• **WHAT YOU ARE ASKED TO DO**
Check each line of the data below for the word "預訂快取歡聚分享餐", then extract the ones that have it.

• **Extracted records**
= = = = = = =

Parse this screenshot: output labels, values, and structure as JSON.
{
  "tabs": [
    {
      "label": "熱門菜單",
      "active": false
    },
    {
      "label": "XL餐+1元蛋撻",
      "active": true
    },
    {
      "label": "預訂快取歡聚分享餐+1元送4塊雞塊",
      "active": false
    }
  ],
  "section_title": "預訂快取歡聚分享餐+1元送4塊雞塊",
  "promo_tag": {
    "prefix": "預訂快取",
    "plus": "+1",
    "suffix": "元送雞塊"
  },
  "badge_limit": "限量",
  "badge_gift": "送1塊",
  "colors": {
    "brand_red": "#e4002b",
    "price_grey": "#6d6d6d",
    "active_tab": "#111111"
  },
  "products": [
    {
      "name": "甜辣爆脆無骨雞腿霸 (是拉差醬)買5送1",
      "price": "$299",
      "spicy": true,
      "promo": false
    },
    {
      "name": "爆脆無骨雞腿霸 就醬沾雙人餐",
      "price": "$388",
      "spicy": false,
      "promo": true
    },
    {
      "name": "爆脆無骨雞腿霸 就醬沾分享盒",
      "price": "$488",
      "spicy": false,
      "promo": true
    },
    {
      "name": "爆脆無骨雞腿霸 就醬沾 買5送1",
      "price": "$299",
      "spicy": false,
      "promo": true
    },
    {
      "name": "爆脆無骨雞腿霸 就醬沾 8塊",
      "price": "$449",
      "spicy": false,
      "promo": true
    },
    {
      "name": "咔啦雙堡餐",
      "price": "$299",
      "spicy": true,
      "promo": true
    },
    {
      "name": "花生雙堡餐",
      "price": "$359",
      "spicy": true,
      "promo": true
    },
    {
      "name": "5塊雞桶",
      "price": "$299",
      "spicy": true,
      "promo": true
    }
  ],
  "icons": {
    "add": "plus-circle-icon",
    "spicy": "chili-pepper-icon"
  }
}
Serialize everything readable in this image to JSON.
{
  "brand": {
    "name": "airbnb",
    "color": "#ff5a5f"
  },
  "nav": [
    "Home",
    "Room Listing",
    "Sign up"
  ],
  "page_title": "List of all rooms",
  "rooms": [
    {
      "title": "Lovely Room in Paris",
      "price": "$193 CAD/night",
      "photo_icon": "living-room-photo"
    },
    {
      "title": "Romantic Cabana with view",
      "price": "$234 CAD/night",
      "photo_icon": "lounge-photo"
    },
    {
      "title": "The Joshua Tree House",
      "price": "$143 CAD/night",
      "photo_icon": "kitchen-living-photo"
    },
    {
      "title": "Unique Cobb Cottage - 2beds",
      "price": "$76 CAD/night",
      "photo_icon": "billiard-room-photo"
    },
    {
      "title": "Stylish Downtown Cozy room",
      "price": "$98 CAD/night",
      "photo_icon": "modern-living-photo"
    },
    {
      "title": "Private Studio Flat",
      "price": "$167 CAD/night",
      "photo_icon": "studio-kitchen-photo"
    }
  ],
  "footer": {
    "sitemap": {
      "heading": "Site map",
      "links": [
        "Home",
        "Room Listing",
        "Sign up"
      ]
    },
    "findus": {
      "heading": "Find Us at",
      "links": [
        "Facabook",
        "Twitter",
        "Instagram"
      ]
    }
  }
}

= = = = = = =

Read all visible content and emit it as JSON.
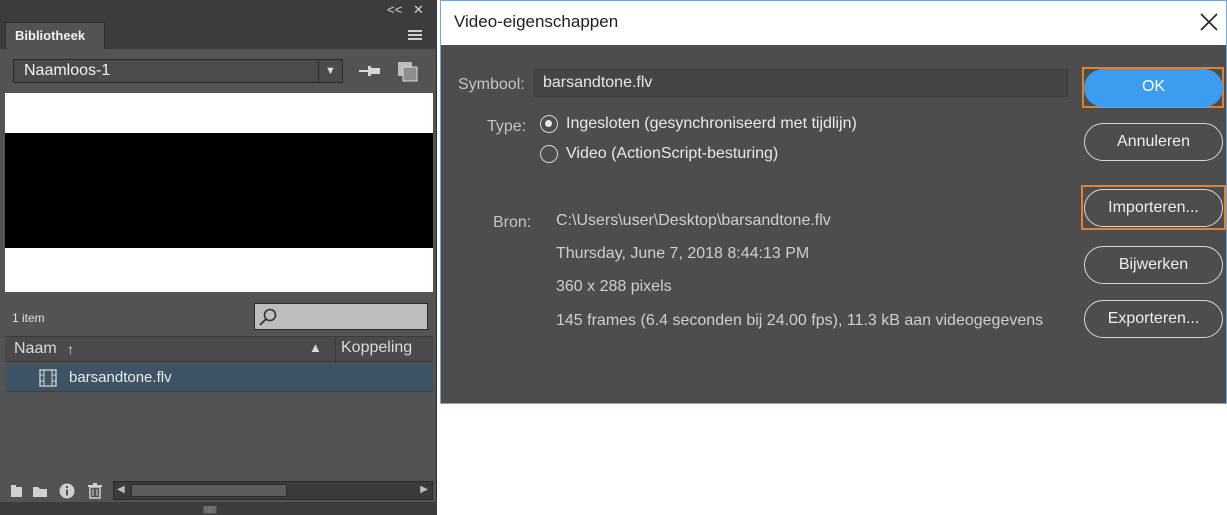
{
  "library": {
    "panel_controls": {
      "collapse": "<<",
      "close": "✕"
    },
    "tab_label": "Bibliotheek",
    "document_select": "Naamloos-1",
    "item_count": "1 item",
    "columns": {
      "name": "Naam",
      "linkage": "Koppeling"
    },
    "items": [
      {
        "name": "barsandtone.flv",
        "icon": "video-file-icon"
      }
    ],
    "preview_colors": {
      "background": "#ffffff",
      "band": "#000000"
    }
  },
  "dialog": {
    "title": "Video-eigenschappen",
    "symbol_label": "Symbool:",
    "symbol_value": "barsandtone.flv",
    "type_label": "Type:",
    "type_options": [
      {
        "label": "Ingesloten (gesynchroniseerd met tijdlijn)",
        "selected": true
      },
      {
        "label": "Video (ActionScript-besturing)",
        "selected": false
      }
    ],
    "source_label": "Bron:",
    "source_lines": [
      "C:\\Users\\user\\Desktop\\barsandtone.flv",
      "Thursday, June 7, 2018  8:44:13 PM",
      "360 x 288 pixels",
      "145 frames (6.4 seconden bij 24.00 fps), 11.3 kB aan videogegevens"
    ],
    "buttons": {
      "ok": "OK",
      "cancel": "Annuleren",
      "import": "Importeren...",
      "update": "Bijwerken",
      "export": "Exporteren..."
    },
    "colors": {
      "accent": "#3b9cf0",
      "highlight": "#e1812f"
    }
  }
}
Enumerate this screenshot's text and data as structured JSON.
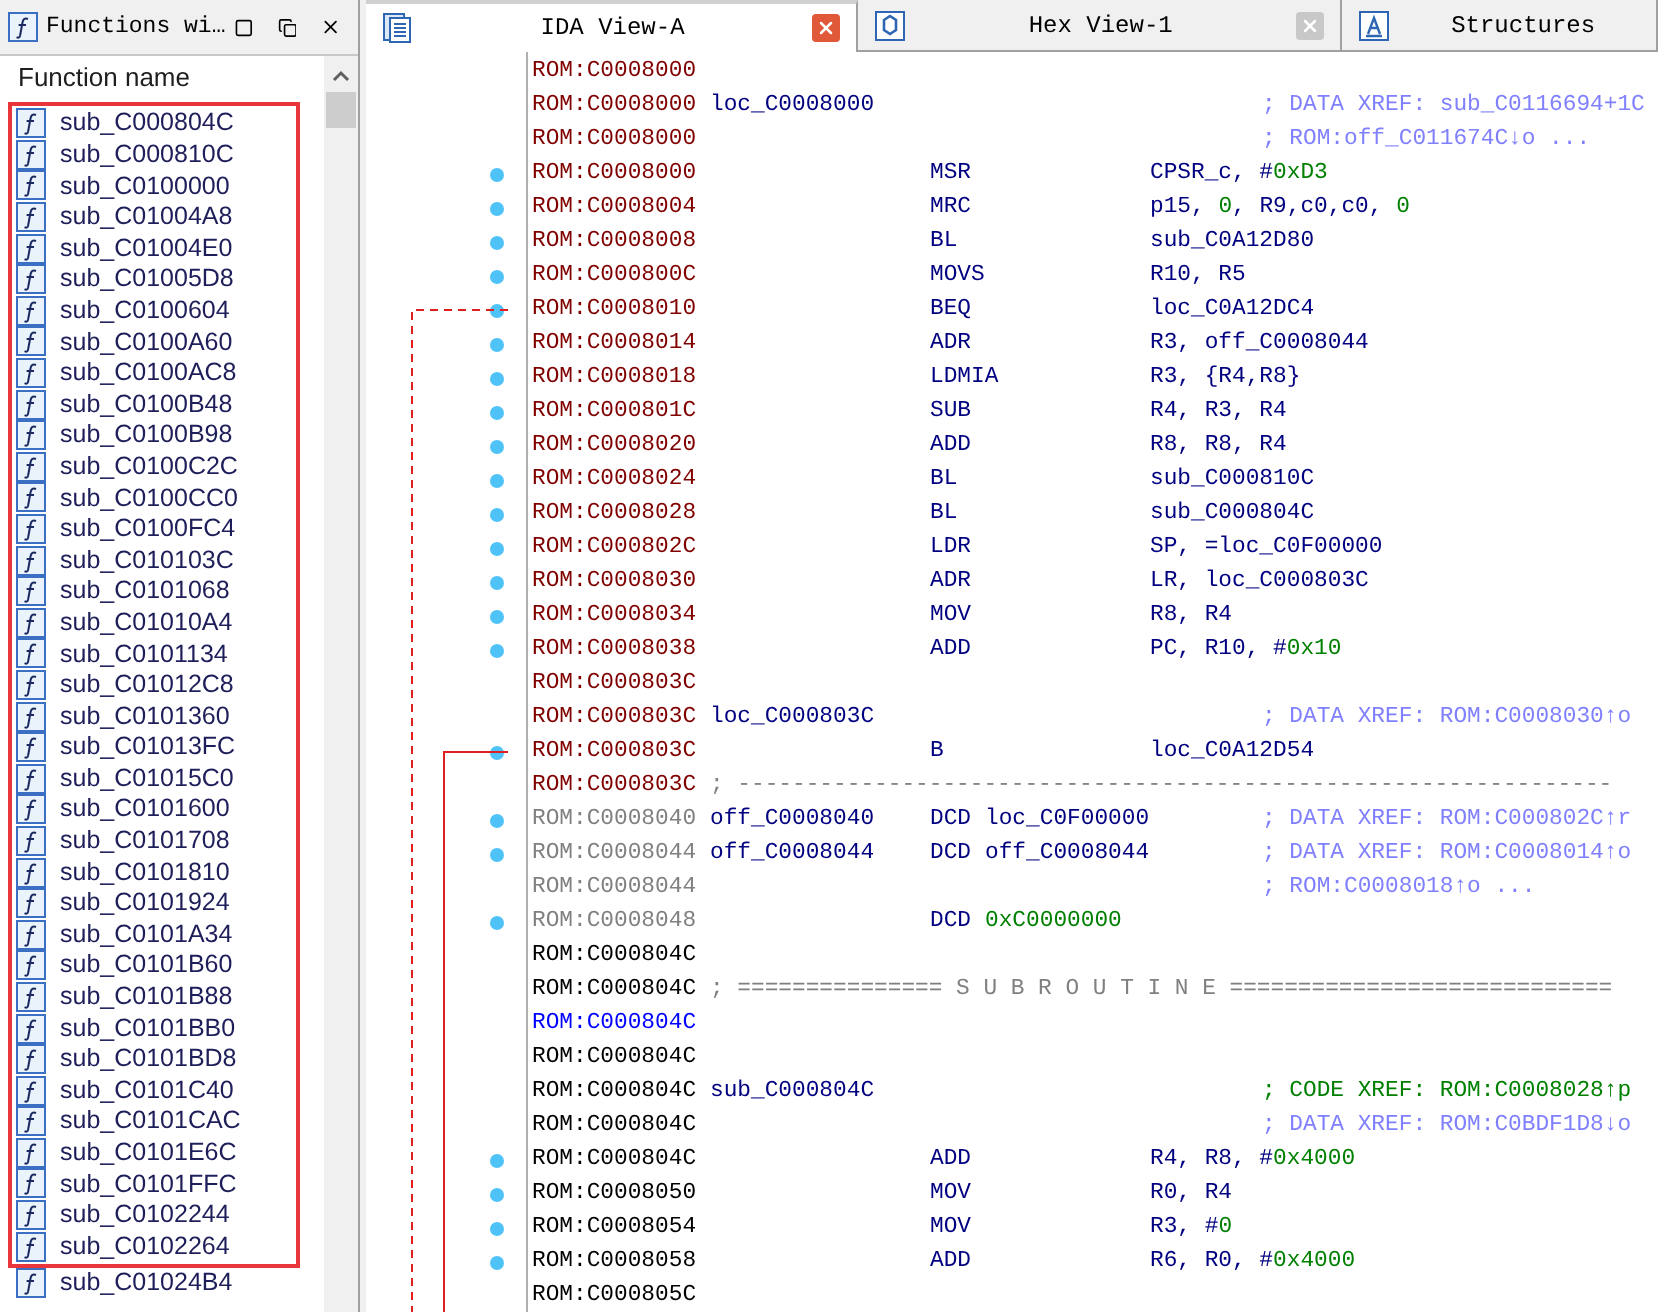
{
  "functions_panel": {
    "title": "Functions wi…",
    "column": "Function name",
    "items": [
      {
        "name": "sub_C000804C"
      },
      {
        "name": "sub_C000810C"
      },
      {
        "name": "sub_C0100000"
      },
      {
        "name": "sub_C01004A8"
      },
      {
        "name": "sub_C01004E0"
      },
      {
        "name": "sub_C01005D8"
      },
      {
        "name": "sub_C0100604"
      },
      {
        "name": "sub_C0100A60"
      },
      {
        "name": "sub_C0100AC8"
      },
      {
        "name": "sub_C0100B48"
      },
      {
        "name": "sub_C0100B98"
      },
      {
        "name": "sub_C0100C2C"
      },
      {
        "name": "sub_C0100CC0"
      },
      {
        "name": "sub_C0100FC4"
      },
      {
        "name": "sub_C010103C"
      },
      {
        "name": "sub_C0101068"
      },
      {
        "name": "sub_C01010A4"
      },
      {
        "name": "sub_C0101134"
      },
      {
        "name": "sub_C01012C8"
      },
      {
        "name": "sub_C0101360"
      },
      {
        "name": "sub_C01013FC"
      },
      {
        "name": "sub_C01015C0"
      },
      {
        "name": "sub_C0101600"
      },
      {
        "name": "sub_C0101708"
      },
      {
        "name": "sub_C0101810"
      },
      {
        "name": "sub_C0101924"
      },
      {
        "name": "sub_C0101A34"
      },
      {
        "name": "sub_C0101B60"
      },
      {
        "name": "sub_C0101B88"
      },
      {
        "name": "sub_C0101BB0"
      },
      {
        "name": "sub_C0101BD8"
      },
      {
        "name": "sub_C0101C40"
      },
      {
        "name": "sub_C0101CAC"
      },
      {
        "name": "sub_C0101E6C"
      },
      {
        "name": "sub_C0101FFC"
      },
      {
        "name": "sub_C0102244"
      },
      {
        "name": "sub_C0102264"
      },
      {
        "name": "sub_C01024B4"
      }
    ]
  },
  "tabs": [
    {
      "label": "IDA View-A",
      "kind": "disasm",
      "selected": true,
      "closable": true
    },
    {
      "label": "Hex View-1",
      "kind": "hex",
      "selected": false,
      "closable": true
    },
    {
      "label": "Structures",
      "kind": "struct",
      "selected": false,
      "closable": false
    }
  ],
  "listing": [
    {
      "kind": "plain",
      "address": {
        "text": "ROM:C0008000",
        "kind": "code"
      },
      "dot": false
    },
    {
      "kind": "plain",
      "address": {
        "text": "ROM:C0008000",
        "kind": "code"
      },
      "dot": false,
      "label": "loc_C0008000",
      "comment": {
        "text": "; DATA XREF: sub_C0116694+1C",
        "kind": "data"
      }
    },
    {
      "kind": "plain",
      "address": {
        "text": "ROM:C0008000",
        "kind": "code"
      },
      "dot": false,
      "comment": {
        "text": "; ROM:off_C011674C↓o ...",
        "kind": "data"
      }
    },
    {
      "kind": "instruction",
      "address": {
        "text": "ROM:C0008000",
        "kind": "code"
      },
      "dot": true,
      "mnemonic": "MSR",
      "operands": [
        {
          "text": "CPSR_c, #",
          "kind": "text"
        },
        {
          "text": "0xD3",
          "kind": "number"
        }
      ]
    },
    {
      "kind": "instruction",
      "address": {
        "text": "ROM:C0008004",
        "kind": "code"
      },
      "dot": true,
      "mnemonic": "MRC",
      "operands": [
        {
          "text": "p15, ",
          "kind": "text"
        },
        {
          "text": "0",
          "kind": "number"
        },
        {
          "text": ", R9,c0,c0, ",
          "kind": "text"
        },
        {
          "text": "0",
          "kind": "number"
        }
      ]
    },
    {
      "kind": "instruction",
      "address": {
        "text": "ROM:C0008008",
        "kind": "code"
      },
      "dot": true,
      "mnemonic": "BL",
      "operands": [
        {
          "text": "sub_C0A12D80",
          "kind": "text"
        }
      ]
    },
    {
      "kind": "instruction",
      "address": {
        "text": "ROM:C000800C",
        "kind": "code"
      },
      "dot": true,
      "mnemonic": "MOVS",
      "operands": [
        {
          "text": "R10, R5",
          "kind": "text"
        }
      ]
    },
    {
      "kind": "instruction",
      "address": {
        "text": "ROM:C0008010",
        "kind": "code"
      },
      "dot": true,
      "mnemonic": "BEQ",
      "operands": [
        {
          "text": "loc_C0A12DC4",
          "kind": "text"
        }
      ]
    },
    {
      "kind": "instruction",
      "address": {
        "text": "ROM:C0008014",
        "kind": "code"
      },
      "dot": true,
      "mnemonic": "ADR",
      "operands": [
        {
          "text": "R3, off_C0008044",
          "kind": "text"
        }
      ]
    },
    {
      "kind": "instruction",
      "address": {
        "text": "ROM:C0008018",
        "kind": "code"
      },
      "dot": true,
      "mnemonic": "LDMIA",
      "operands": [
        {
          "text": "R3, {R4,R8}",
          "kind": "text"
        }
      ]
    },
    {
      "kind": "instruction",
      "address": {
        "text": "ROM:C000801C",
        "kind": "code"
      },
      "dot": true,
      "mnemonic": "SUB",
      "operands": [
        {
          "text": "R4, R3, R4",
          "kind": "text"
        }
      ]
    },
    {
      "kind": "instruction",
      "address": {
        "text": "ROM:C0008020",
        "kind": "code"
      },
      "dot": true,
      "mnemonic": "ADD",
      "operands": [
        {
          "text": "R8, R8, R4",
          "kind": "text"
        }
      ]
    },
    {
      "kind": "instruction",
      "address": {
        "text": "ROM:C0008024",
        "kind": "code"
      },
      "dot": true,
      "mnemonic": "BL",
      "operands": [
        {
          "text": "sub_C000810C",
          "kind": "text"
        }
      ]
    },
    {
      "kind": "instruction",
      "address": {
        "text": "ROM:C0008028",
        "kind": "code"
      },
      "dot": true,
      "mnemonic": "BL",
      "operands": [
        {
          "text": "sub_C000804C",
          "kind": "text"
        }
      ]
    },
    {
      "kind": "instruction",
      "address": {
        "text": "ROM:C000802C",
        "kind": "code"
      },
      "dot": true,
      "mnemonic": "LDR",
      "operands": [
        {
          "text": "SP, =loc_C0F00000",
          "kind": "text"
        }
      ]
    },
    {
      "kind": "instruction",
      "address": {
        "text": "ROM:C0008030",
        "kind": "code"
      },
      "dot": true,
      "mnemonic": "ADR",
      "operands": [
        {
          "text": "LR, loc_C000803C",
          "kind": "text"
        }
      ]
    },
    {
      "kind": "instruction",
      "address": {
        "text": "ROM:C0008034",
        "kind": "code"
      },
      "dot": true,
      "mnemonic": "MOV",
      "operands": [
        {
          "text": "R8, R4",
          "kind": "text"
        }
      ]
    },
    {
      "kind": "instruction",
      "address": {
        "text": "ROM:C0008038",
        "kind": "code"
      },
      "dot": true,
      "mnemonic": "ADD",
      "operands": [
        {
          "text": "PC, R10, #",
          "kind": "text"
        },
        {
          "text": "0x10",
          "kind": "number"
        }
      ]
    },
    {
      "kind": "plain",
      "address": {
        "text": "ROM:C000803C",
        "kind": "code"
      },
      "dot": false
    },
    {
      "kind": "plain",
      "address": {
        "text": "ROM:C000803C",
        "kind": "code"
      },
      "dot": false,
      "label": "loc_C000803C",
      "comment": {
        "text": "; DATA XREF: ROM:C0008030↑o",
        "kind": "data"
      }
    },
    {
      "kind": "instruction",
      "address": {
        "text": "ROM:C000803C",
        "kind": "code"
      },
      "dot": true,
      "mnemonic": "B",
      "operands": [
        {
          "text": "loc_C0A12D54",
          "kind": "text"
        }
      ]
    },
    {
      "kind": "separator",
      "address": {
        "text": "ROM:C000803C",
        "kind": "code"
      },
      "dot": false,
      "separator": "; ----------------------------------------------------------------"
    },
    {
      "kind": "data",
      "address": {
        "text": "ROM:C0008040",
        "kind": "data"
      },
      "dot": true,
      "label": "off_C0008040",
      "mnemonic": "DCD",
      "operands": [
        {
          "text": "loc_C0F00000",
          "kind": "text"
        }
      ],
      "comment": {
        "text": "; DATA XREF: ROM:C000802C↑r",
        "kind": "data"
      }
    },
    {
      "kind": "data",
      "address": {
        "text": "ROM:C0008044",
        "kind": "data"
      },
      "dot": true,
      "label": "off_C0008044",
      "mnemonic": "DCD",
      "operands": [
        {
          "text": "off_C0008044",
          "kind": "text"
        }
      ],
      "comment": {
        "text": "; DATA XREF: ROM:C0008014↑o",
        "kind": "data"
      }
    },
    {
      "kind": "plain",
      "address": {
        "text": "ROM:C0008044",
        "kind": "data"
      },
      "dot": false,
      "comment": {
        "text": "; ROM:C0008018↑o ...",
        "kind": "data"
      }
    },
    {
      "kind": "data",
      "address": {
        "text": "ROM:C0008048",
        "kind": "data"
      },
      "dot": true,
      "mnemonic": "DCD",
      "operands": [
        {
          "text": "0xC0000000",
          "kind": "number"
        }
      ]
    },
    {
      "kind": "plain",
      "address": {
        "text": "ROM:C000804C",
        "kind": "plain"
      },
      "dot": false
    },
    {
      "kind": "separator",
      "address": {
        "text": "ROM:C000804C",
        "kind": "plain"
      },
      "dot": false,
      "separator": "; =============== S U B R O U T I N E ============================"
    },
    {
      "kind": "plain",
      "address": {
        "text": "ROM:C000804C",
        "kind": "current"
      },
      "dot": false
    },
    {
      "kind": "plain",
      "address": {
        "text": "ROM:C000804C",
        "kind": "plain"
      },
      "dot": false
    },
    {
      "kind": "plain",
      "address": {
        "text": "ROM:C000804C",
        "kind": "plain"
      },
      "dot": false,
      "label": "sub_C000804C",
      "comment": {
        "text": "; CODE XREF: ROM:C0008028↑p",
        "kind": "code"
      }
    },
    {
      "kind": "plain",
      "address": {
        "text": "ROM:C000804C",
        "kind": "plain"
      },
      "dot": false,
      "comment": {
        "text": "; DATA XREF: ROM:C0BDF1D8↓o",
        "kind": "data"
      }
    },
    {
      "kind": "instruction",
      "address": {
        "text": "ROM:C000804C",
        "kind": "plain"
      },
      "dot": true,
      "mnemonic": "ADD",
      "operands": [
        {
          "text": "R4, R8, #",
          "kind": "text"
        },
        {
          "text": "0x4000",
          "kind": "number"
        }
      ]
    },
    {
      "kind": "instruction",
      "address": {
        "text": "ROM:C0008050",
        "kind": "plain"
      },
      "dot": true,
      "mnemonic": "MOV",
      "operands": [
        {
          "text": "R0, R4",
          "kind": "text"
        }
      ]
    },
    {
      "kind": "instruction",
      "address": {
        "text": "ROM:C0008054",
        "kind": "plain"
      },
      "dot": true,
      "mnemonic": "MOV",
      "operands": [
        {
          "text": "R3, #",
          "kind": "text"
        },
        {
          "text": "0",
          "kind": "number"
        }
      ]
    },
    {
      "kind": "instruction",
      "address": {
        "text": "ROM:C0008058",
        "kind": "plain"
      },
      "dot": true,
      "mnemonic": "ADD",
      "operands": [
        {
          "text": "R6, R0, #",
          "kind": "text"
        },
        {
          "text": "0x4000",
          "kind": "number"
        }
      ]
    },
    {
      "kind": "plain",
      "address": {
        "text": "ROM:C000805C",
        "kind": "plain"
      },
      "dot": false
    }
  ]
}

= = = = = = =

• **WRITTEN ANSWER**
      "label": "預訂快取歡聚分享餐+1元送4塊雞塊",
  "section_title": "預訂快取歡聚分享餐+1元送4塊雞塊",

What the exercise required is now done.